Recorded data:
** START **

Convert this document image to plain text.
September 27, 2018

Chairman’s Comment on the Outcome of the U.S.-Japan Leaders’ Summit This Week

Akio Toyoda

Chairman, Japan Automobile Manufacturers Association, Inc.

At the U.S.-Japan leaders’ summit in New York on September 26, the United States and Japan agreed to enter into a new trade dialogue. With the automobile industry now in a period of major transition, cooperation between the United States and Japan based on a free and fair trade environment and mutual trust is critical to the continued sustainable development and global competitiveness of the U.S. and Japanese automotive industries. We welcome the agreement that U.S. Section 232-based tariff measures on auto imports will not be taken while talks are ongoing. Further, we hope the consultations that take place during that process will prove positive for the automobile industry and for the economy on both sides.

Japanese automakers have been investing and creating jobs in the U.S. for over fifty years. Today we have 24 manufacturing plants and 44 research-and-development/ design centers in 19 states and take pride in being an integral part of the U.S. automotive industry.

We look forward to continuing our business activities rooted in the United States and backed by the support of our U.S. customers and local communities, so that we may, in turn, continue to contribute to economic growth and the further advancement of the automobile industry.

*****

** END **
** START **

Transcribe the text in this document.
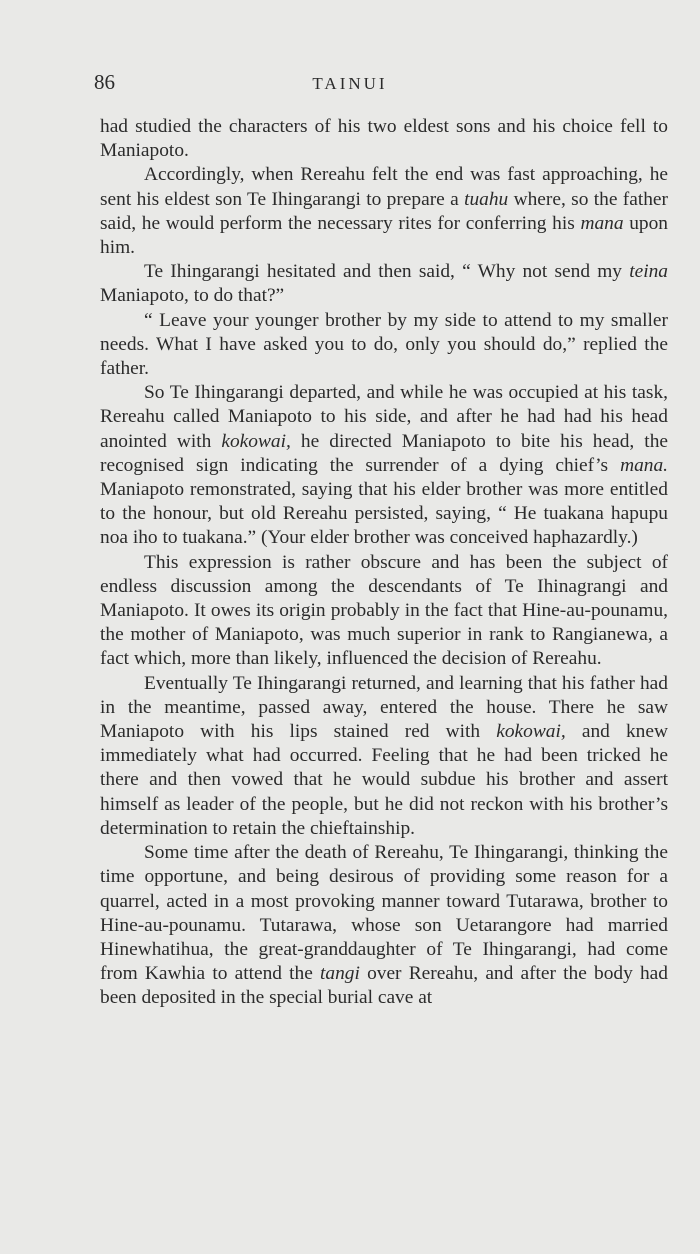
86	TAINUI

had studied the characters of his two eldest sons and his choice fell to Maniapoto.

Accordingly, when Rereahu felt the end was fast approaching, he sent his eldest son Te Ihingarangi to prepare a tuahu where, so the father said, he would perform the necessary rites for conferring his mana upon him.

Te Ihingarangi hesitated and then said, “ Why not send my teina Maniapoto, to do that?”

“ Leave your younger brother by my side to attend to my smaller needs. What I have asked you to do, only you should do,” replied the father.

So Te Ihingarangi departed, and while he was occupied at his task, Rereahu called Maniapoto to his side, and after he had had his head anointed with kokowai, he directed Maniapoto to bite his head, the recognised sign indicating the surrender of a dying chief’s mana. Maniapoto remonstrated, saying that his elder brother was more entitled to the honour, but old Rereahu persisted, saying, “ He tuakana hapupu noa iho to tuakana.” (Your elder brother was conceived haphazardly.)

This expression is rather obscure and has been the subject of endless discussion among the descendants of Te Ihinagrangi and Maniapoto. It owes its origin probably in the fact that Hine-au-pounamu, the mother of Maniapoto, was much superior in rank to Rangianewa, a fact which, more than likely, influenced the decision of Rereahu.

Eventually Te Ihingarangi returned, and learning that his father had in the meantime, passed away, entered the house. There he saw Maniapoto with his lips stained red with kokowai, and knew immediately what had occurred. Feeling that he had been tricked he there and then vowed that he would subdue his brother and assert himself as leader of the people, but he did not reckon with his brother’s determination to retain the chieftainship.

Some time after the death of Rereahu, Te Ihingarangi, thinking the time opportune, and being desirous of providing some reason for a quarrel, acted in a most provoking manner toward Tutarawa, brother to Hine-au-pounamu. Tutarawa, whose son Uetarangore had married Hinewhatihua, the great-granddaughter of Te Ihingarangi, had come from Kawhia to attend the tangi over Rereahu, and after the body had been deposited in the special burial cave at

** END **

SET TASK -
State the number of lines holding the word "have" in the listing. Add nothing else.

ANSWER TO THE EXERCISE -
2